[Stored items from a collection]
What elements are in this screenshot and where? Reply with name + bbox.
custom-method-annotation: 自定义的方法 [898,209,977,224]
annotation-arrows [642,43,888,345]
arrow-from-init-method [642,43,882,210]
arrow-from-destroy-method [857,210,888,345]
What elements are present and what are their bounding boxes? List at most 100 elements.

==

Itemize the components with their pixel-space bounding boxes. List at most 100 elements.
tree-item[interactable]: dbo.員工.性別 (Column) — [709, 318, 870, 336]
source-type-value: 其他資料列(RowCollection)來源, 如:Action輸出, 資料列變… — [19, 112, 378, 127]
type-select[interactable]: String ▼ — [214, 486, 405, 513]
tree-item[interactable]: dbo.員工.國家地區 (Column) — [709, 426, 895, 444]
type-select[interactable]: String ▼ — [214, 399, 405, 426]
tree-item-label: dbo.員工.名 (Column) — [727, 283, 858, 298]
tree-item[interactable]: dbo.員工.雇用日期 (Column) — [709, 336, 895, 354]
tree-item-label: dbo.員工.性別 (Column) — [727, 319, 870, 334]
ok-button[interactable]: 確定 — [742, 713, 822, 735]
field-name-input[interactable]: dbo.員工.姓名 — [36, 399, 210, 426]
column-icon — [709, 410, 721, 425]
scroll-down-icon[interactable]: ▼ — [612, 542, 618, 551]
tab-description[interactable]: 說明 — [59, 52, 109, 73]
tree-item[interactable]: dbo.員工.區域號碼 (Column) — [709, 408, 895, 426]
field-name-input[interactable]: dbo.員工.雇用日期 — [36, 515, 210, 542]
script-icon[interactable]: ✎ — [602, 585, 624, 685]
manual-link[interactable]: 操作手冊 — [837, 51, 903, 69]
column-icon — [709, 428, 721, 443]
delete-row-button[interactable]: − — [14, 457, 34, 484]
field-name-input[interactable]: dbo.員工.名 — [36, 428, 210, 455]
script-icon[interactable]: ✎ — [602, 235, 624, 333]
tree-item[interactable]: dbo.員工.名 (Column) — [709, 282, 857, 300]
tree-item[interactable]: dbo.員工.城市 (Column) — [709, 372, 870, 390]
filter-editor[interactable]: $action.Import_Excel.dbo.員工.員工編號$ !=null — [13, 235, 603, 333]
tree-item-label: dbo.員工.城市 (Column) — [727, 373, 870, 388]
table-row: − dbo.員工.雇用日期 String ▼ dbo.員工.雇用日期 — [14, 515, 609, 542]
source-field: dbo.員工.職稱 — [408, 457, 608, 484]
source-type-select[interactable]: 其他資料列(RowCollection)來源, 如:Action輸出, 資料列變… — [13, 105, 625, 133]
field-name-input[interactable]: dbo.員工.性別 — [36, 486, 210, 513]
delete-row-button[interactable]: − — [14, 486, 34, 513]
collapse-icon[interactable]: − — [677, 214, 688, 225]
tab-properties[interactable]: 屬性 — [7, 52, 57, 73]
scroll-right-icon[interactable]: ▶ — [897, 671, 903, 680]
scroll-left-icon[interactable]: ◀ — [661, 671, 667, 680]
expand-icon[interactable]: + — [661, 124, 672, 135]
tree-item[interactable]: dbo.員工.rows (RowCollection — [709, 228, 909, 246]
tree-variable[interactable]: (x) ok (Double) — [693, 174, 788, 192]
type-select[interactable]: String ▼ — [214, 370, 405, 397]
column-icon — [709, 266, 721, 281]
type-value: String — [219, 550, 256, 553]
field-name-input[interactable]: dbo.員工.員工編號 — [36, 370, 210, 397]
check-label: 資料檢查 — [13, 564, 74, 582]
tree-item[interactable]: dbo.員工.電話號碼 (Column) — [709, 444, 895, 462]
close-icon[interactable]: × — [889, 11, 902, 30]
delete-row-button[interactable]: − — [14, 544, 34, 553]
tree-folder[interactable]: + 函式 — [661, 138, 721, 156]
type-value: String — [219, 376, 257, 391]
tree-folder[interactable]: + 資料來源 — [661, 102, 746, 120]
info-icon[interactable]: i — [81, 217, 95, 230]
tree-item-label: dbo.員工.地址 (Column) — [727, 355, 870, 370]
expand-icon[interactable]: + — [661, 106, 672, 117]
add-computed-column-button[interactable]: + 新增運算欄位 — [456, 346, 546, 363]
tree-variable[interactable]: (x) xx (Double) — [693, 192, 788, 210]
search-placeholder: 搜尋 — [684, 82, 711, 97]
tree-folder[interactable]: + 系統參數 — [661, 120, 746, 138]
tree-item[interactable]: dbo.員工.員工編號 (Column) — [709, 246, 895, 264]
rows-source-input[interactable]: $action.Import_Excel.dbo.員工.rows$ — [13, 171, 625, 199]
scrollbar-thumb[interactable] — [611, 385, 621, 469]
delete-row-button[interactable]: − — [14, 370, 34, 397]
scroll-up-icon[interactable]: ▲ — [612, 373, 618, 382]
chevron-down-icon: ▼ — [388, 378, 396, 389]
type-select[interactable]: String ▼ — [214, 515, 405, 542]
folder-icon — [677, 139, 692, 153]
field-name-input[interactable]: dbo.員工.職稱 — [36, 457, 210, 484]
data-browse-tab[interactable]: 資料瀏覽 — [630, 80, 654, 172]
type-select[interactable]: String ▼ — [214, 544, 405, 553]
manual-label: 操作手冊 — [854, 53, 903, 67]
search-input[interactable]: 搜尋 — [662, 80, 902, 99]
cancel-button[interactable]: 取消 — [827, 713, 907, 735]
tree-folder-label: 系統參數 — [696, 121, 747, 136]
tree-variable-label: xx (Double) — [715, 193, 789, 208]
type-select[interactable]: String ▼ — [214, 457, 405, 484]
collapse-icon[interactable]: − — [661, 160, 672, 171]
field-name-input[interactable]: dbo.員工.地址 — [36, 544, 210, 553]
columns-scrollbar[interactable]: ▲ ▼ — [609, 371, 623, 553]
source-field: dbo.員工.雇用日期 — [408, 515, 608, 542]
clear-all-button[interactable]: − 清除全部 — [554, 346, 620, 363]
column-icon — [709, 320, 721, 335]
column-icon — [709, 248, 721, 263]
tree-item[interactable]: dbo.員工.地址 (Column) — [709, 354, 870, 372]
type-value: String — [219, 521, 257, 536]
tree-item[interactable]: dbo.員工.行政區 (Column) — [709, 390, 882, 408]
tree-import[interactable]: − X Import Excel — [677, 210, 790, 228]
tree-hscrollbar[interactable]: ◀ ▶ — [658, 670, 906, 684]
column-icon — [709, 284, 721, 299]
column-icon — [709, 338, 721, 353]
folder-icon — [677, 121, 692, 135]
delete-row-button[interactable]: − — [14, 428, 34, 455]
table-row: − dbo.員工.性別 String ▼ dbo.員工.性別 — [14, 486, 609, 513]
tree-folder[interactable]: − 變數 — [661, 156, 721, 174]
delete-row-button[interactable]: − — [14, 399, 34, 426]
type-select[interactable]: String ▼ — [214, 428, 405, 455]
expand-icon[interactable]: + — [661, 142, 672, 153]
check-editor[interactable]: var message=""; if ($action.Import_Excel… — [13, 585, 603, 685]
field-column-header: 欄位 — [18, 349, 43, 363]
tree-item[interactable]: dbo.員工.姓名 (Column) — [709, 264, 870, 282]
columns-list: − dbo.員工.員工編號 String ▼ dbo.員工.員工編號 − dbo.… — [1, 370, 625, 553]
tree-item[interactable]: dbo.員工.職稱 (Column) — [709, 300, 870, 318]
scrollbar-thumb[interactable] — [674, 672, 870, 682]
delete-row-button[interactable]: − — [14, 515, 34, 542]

To be done:
Rewrite the stretch from the line containing "What elements are in" through the line containing "arrow-from-destroy-method [857,210,888,345]" as a numbered list, skipping any blank lines.

Reply:
1. What elements are in this screenshot and where? Reply with name + bbox.
2. custom-method-annotation: 自定义的方法 [898,209,977,224]
3. annotation-arrows [642,43,888,345]
4. arrow-from-init-method [642,43,882,210]
5. arrow-from-destroy-method [857,210,888,345]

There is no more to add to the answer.